— START OF DATASET RECORDS —

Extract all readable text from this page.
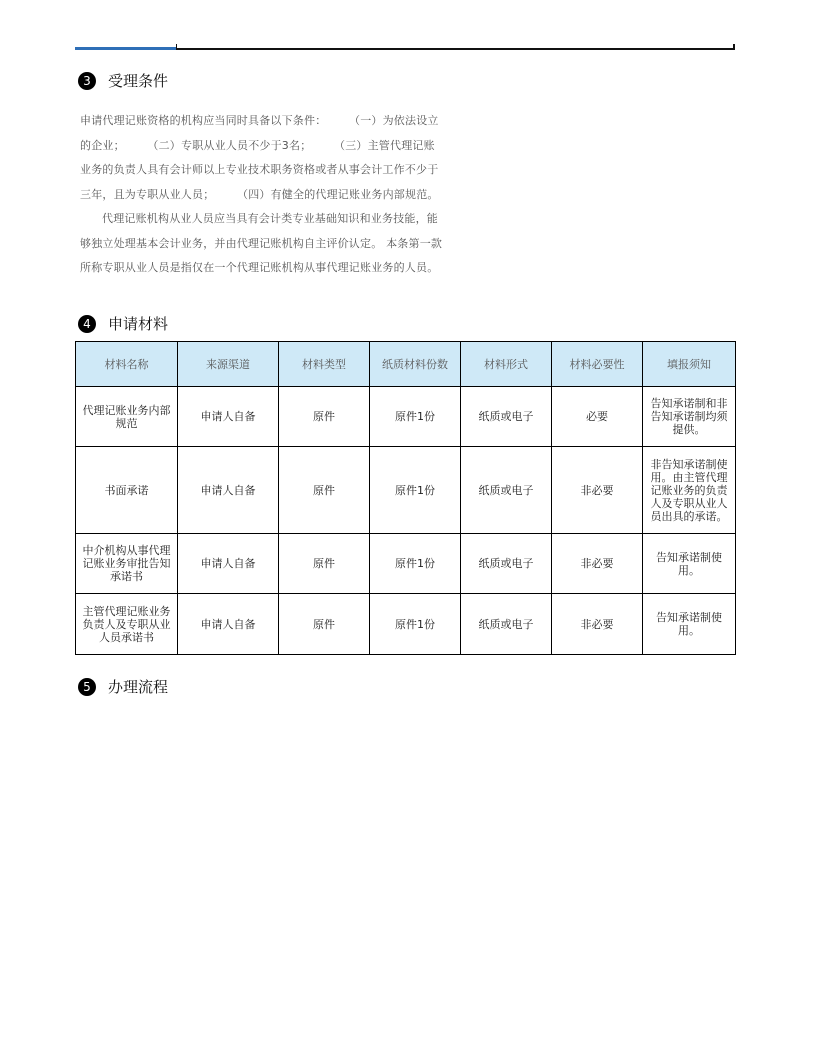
3	受理条件

申请代理记账资格的机构应当同时具备以下条件：　　　（一）为依法设立

的企业；　　　（二）专职从业人员不少于3名；　　　（三）主管代理记账

业务的负责人具有会计师以上专业技术职务资格或者从事会计工作不少于

三年，且为专职从业人员；　　　（四）有健全的代理记账业务内部规范。

代理记账机构从业人员应当具有会计类专业基础知识和业务技能，能

够独立处理基本会计业务，并由代理记账机构自主评价认定。 本条第一款

所称专职从业人员是指仅在一个代理记账机构从事代理记账业务的人员。

4	申请材料
材料名称	来源渠道	材料类型	纸质材料份数	材料形式	材料必要性	填报须知
代理记账业务内部规范	申请人自备	原件	原件1份	纸质或电子	必要	告知承诺制和非告知承诺制均须提供。
书面承诺	申请人自备	原件	原件1份	纸质或电子	非必要	非告知承诺制使用。由主管代理记账业务的负责人及专职从业人员出具的承诺。
中介机构从事代理记账业务审批告知承诺书	申请人自备	原件	原件1份	纸质或电子	非必要	告知承诺制使用。
主管代理记账业务负责人及专职从业人员承诺书	申请人自备	原件	原件1份	纸质或电子	非必要	告知承诺制使用。
5	办理流程
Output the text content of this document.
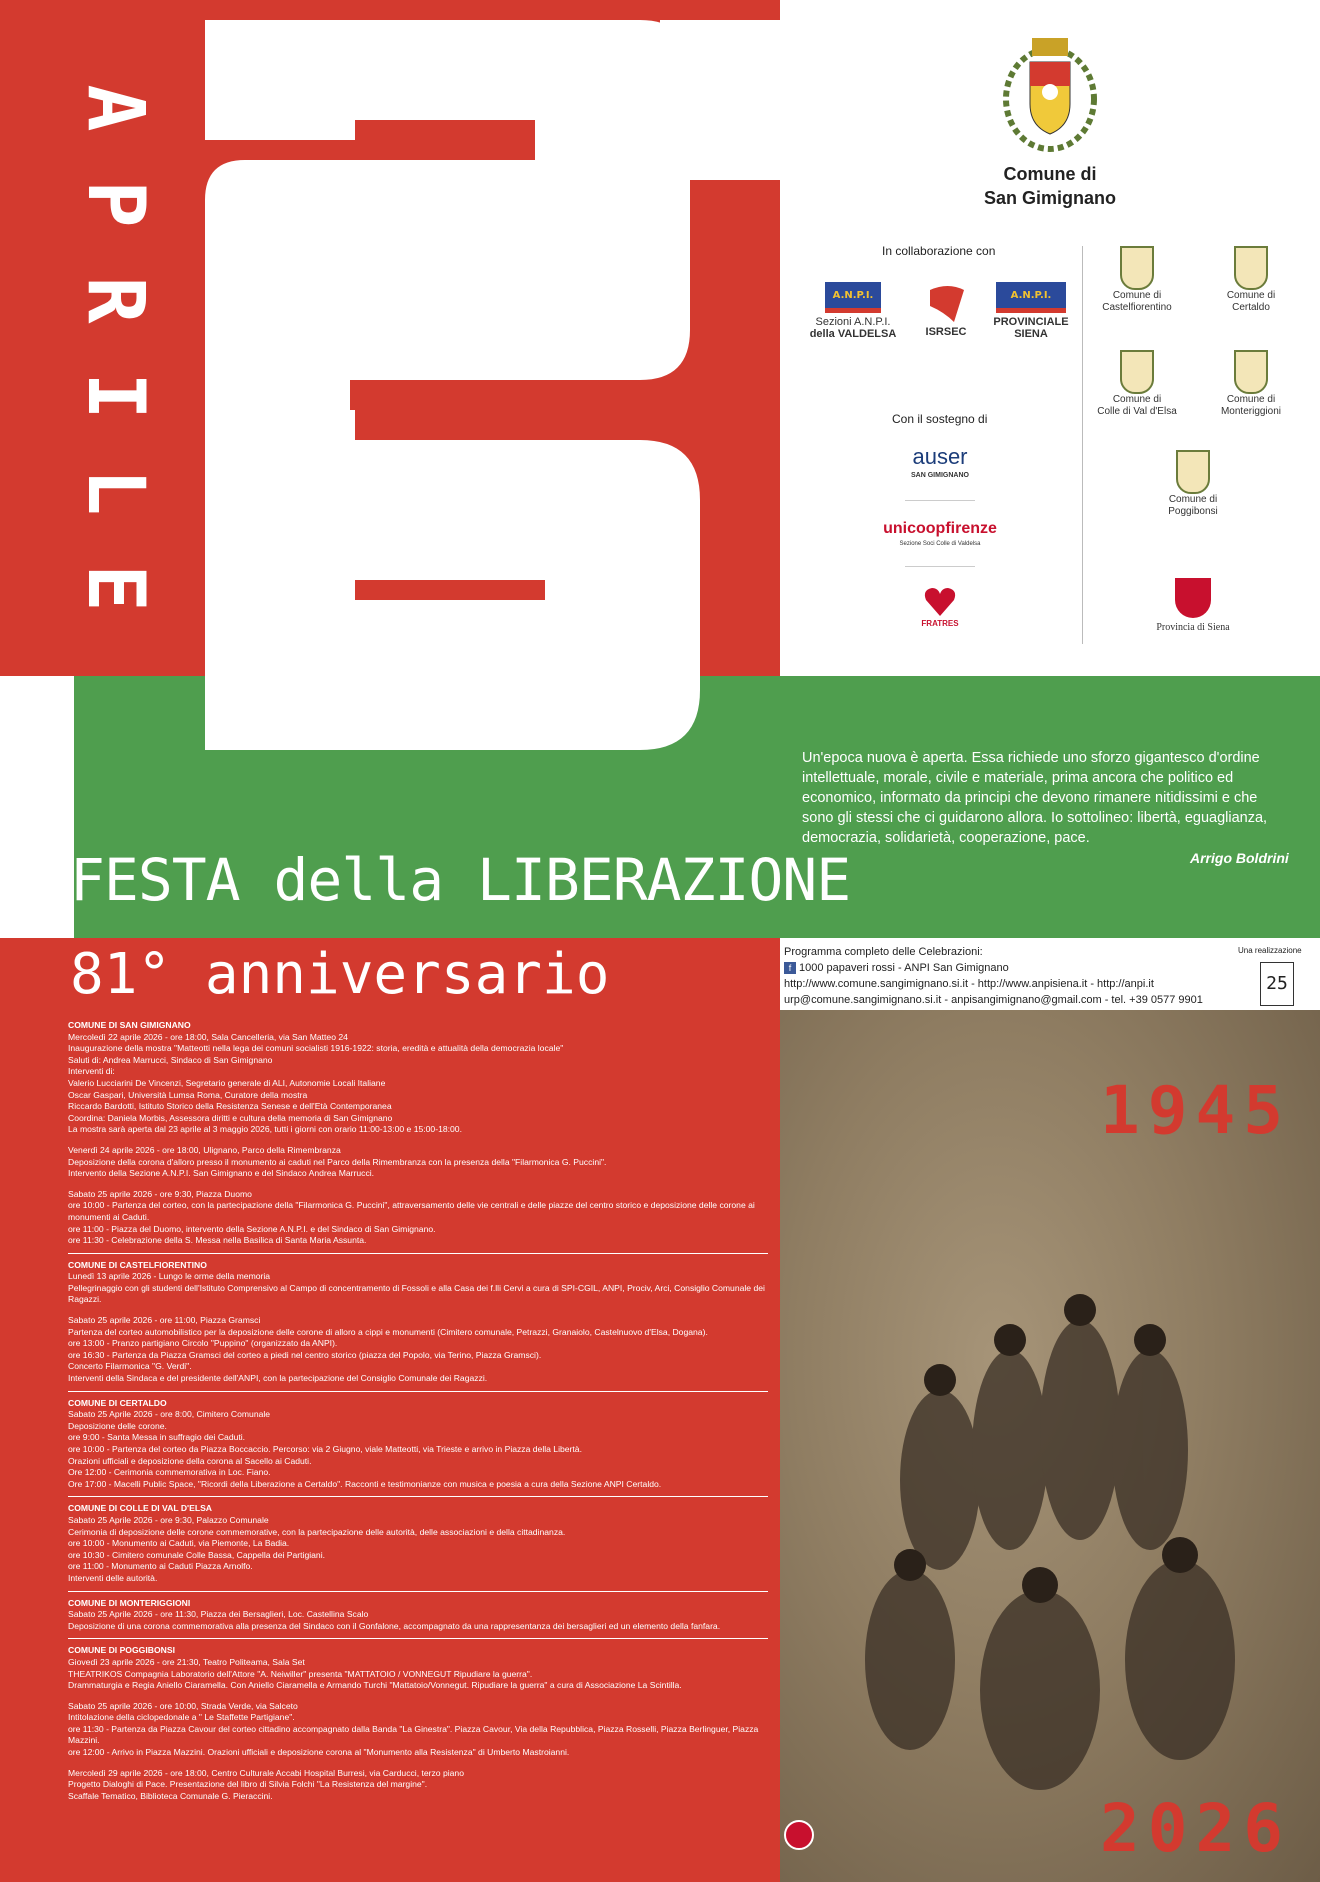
A
P
R
I
L
E
FESTA della LIBERAZIONE
81° anniversario
Comune di
San Gimignano
In collaborazione con
A.N.P.I.
Sezioni A.N.P.I.
della VALDELSA	ISRSEC
A.N.P.I.
PROVINCIALE
SIENA
Con il sostegno di
auser
SAN GIMIGNANO
unicoopfirenze
Sezione Soci Colle di Valdelsa
FRATRES
Comune di
Castelfiorentino
Comune di
Certaldo
Comune di
Colle di Val d'Elsa
Comune di
Monteriggioni
Comune di
Poggibonsi
Provincia di Siena
Un'epoca nuova è aperta. Essa richiede uno sforzo gigantesco d'ordine intellettuale, morale, civile e materiale, prima ancora che politico ed economico, informato da principi che devono rimanere nitidissimi e che sono gli stessi che ci guidarono allora. Io sottolineo: libertà, eguaglianza, democrazia, solidarietà, cooperazione, pace.
Arrigo Boldrini
Programma completo delle Celebrazioni:
f 1000 papaveri rossi - ANPI San Gimignano
http://www.comune.sangimignano.si.it - http://www.anpisiena.it - http://anpi.it
urp@comune.sangimignano.si.it - anpisangimignano@gmail.com - tel. +39 0577 9901
Una realizzazione
25
1945
2026
COMUNE DI SAN GIMIGNANO
Mercoledì 22 aprile 2026 - ore 18:00, Sala Cancelleria, via San Matteo 24
Inaugurazione della mostra "Matteotti nella lega dei comuni socialisti 1916-1922: storia, eredità e attualità della democrazia locale"
Saluti di: Andrea Marrucci, Sindaco di San Gimignano
Interventi di:
Valerio Lucciarini De Vincenzi, Segretario generale di ALI, Autonomie Locali Italiane
Oscar Gaspari, Università Lumsa Roma, Curatore della mostra
Riccardo Bardotti, Istituto Storico della Resistenza Senese e dell'Età Contemporanea
Coordina: Daniela Morbis, Assessora diritti e cultura della memoria di San Gimignano
La mostra sarà aperta dal 23 aprile al 3 maggio 2026, tutti i giorni con orario 11:00-13:00 e 15:00-18:00.
Venerdì 24 aprile 2026 - ore 18:00, Ulignano, Parco della Rimembranza
Deposizione della corona d'alloro presso il monumento ai caduti nel Parco della Rimembranza con la presenza della "Filarmonica G. Puccini".
Intervento della Sezione A.N.P.I. San Gimignano e del Sindaco Andrea Marrucci.
Sabato 25 aprile 2026 - ore 9:30, Piazza Duomo
ore 10:00 - Partenza del corteo, con la partecipazione della "Filarmonica G. Puccini", attraversamento delle vie centrali e delle piazze del centro storico e deposizione delle corone ai monumenti ai Caduti.
ore 11:00 - Piazza del Duomo, intervento della Sezione A.N.P.I. e del Sindaco di San Gimignano.
ore 11:30 - Celebrazione della S. Messa nella Basilica di Santa Maria Assunta.
COMUNE DI CASTELFIORENTINO
Lunedì 13 aprile 2026 - Lungo le orme della memoria
Pellegrinaggio con gli studenti dell'Istituto Comprensivo al Campo di concentramento di Fossoli e alla Casa dei f.lli Cervi a cura di SPI-CGIL, ANPI, Prociv, Arci, Consiglio Comunale dei Ragazzi.
Sabato 25 aprile 2026 - ore 11:00, Piazza Gramsci
Partenza del corteo automobilistico per la deposizione delle corone di alloro a cippi e monumenti (Cimitero comunale, Petrazzi, Granaiolo, Castelnuovo d'Elsa, Dogana).
ore 13:00 - Pranzo partigiano Circolo "Puppino" (organizzato da ANPI).
ore 16:30 - Partenza da Piazza Gramsci del corteo a piedi nel centro storico (piazza del Popolo, via Terino, Piazza Gramsci).
Concerto Filarmonica "G. Verdi".
Interventi della Sindaca e del presidente dell'ANPI, con la partecipazione del Consiglio Comunale dei Ragazzi.
COMUNE DI CERTALDO
Sabato 25 Aprile 2026 - ore 8:00, Cimitero Comunale
Deposizione delle corone.
ore 9:00 - Santa Messa in suffragio dei Caduti.
ore 10:00 - Partenza del corteo da Piazza Boccaccio. Percorso: via 2 Giugno, viale Matteotti, via Trieste e arrivo in Piazza della Libertà.
Orazioni ufficiali e deposizione della corona al Sacello ai Caduti.
Ore 12:00 - Cerimonia commemorativa in Loc. Fiano.
Ore 17:00 - Macelli Public Space, "Ricordi della Liberazione a Certaldo". Racconti e testimonianze con musica e poesia a cura della Sezione ANPI Certaldo.
COMUNE DI COLLE DI VAL D'ELSA
Sabato 25 Aprile 2026 - ore 9:30, Palazzo Comunale
Cerimonia di deposizione delle corone commemorative, con la partecipazione delle autorità, delle associazioni e della cittadinanza.
ore 10:00 - Monumento ai Caduti, via Piemonte, La Badia.
ore 10:30 - Cimitero comunale Colle Bassa, Cappella dei Partigiani.
ore 11:00 - Monumento ai Caduti Piazza Arnolfo.
Interventi delle autorità.
COMUNE DI MONTERIGGIONI
Sabato 25 Aprile 2026 - ore 11:30, Piazza dei Bersaglieri, Loc. Castellina Scalo
Deposizione di una corona commemorativa alla presenza del Sindaco con il Gonfalone, accompagnato da una rappresentanza dei bersaglieri ed un elemento della fanfara.
COMUNE DI POGGIBONSI
Giovedì 23 aprile 2026 - ore 21:30, Teatro Politeama, Sala Set
THEATRIKOS Compagnia Laboratorio dell'Attore "A. Neiwiller" presenta "MATTATOIO / VONNEGUT Ripudiare la guerra".
Drammaturgia e Regia Aniello Ciaramella. Con Aniello Ciaramella e Armando Turchi "Mattatoio/Vonnegut. Ripudiare la guerra" a cura di Associazione La Scintilla.
Sabato 25 aprile 2026 - ore 10:00, Strada Verde, via Salceto
Intitolazione della ciclopedonale a " Le Staffette Partigiane".
ore 11:30 - Partenza da Piazza Cavour del corteo cittadino accompagnato dalla Banda "La Ginestra". Piazza Cavour, Via della Repubblica, Piazza Rosselli, Piazza Berlinguer, Piazza Mazzini.
ore 12:00 - Arrivo in Piazza Mazzini. Orazioni ufficiali e deposizione corona al "Monumento alla Resistenza" di Umberto Mastroianni.
Mercoledì 29 aprile 2026 - ore 18:00, Centro Culturale Accabi Hospital Burresi, via Carducci, terzo piano
Progetto Dialoghi di Pace. Presentazione del libro di Silvia Folchi "La Resistenza del margine".
Scaffale Tematico, Biblioteca Comunale G. Pieraccini.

— END OF DATASET RECORDS —

GOAL → Leave out the pictures and copy the rest of the material above exactly.

ANSWER IN FULL →
Extract all readable text from this page.
3	受理条件

申请代理记账资格的机构应当同时具备以下条件：　　　（一）为依法设立

的企业；　　　（二）专职从业人员不少于3名；　　　（三）主管代理记账

业务的负责人具有会计师以上专业技术职务资格或者从事会计工作不少于

三年，且为专职从业人员；　　　（四）有健全的代理记账业务内部规范。

代理记账机构从业人员应当具有会计类专业基础知识和业务技能，能

够独立处理基本会计业务，并由代理记账机构自主评价认定。 本条第一款

所称专职从业人员是指仅在一个代理记账机构从事代理记账业务的人员。

4	申请材料
材料名称	来源渠道	材料类型	纸质材料份数	材料形式	材料必要性	填报须知
代理记账业务内部规范	申请人自备	原件	原件1份	纸质或电子	必要	告知承诺制和非告知承诺制均须提供。
书面承诺	申请人自备	原件	原件1份	纸质或电子	非必要	非告知承诺制使用。由主管代理记账业务的负责人及专职从业人员出具的承诺。
中介机构从事代理记账业务审批告知承诺书	申请人自备	原件	原件1份	纸质或电子	非必要	告知承诺制使用。
主管代理记账业务负责人及专职从业人员承诺书	申请人自备	原件	原件1份	纸质或电子	非必要	告知承诺制使用。
5	办理流程
Output the text content of this document.
A
P
R
I
L
E
FESTA della LIBERAZIONE
81° anniversario
Comune di
San Gimignano
In collaborazione con
A.N.P.I.
Sezioni A.N.P.I.
della VALDELSA	ISRSEC
A.N.P.I.
PROVINCIALE
SIENA
Con il sostegno di
auser
SAN GIMIGNANO
unicoopfirenze
Sezione Soci Colle di Valdelsa
FRATRES
Comune di
Castelfiorentino
Comune di
Certaldo
Comune di
Colle di Val d'Elsa
Comune di
Monteriggioni
Comune di
Poggibonsi
Provincia di Siena
Un'epoca nuova è aperta. Essa richiede uno sforzo gigantesco d'ordine intellettuale, morale, civile e materiale, prima ancora che politico ed economico, informato da principi che devono rimanere nitidissimi e che sono gli stessi che ci guidarono allora. Io sottolineo: libertà, eguaglianza, democrazia, solidarietà, cooperazione, pace.
Arrigo Boldrini
Programma completo delle Celebrazioni:
f 1000 papaveri rossi - ANPI San Gimignano
http://www.comune.sangimignano.si.it - http://www.anpisiena.it - http://anpi.it
urp@comune.sangimignano.si.it - anpisangimignano@gmail.com - tel. +39 0577 9901
Una realizzazione
25
1945
2026
COMUNE DI SAN GIMIGNANO
Mercoledì 22 aprile 2026 - ore 18:00, Sala Cancelleria, via San Matteo 24
Inaugurazione della mostra "Matteotti nella lega dei comuni socialisti 1916-1922: storia, eredità e attualità della democrazia locale"
Saluti di: Andrea Marrucci, Sindaco di San Gimignano
Interventi di:
Valerio Lucciarini De Vincenzi, Segretario generale di ALI, Autonomie Locali Italiane
Oscar Gaspari, Università Lumsa Roma, Curatore della mostra
Riccardo Bardotti, Istituto Storico della Resistenza Senese e dell'Età Contemporanea
Coordina: Daniela Morbis, Assessora diritti e cultura della memoria di San Gimignano
La mostra sarà aperta dal 23 aprile al 3 maggio 2026, tutti i giorni con orario 11:00-13:00 e 15:00-18:00.
Venerdì 24 aprile 2026 - ore 18:00, Ulignano, Parco della Rimembranza
Deposizione della corona d'alloro presso il monumento ai caduti nel Parco della Rimembranza con la presenza della "Filarmonica G. Puccini".
Intervento della Sezione A.N.P.I. San Gimignano e del Sindaco Andrea Marrucci.
Sabato 25 aprile 2026 - ore 9:30, Piazza Duomo
ore 10:00 - Partenza del corteo, con la partecipazione della "Filarmonica G. Puccini", attraversamento delle vie centrali e delle piazze del centro storico e deposizione delle corone ai monumenti ai Caduti.
ore 11:00 - Piazza del Duomo, intervento della Sezione A.N.P.I. e del Sindaco di San Gimignano.
ore 11:30 - Celebrazione della S. Messa nella Basilica di Santa Maria Assunta.
COMUNE DI CASTELFIORENTINO
Lunedì 13 aprile 2026 - Lungo le orme della memoria
Pellegrinaggio con gli studenti dell'Istituto Comprensivo al Campo di concentramento di Fossoli e alla Casa dei f.lli Cervi a cura di SPI-CGIL, ANPI, Prociv, Arci, Consiglio Comunale dei Ragazzi.
Sabato 25 aprile 2026 - ore 11:00, Piazza Gramsci
Partenza del corteo automobilistico per la deposizione delle corone di alloro a cippi e monumenti (Cimitero comunale, Petrazzi, Granaiolo, Castelnuovo d'Elsa, Dogana).
ore 13:00 - Pranzo partigiano Circolo "Puppino" (organizzato da ANPI).
ore 16:30 - Partenza da Piazza Gramsci del corteo a piedi nel centro storico (piazza del Popolo, via Terino, Piazza Gramsci).
Concerto Filarmonica "G. Verdi".
Interventi della Sindaca e del presidente dell'ANPI, con la partecipazione del Consiglio Comunale dei Ragazzi.
COMUNE DI CERTALDO
Sabato 25 Aprile 2026 - ore 8:00, Cimitero Comunale
Deposizione delle corone.
ore 9:00 - Santa Messa in suffragio dei Caduti.
ore 10:00 - Partenza del corteo da Piazza Boccaccio. Percorso: via 2 Giugno, viale Matteotti, via Trieste e arrivo in Piazza della Libertà.
Orazioni ufficiali e deposizione della corona al Sacello ai Caduti.
Ore 12:00 - Cerimonia commemorativa in Loc. Fiano.
Ore 17:00 - Macelli Public Space, "Ricordi della Liberazione a Certaldo". Racconti e testimonianze con musica e poesia a cura della Sezione ANPI Certaldo.
COMUNE DI COLLE DI VAL D'ELSA
Sabato 25 Aprile 2026 - ore 9:30, Palazzo Comunale
Cerimonia di deposizione delle corone commemorative, con la partecipazione delle autorità, delle associazioni e della cittadinanza.
ore 10:00 - Monumento ai Caduti, via Piemonte, La Badia.
ore 10:30 - Cimitero comunale Colle Bassa, Cappella dei Partigiani.
ore 11:00 - Monumento ai Caduti Piazza Arnolfo.
Interventi delle autorità.
COMUNE DI MONTERIGGIONI
Sabato 25 Aprile 2026 - ore 11:30, Piazza dei Bersaglieri, Loc. Castellina Scalo
Deposizione di una corona commemorativa alla presenza del Sindaco con il Gonfalone, accompagnato da una rappresentanza dei bersaglieri ed un elemento della fanfara.
COMUNE DI POGGIBONSI
Giovedì 23 aprile 2026 - ore 21:30, Teatro Politeama, Sala Set
THEATRIKOS Compagnia Laboratorio dell'Attore "A. Neiwiller" presenta "MATTATOIO / VONNEGUT Ripudiare la guerra".
Drammaturgia e Regia Aniello Ciaramella. Con Aniello Ciaramella e Armando Turchi "Mattatoio/Vonnegut. Ripudiare la guerra" a cura di Associazione La Scintilla.
Sabato 25 aprile 2026 - ore 10:00, Strada Verde, via Salceto
Intitolazione della ciclopedonale a " Le Staffette Partigiane".
ore 11:30 - Partenza da Piazza Cavour del corteo cittadino accompagnato dalla Banda "La Ginestra". Piazza Cavour, Via della Repubblica, Piazza Rosselli, Piazza Berlinguer, Piazza Mazzini.
ore 12:00 - Arrivo in Piazza Mazzini. Orazioni ufficiali e deposizione corona al "Monumento alla Resistenza" di Umberto Mastroianni.
Mercoledì 29 aprile 2026 - ore 18:00, Centro Culturale Accabi Hospital Burresi, via Carducci, terzo piano
Progetto Dialoghi di Pace. Presentazione del libro di Silvia Folchi "La Resistenza del margine".
Scaffale Tematico, Biblioteca Comunale G. Pieraccini.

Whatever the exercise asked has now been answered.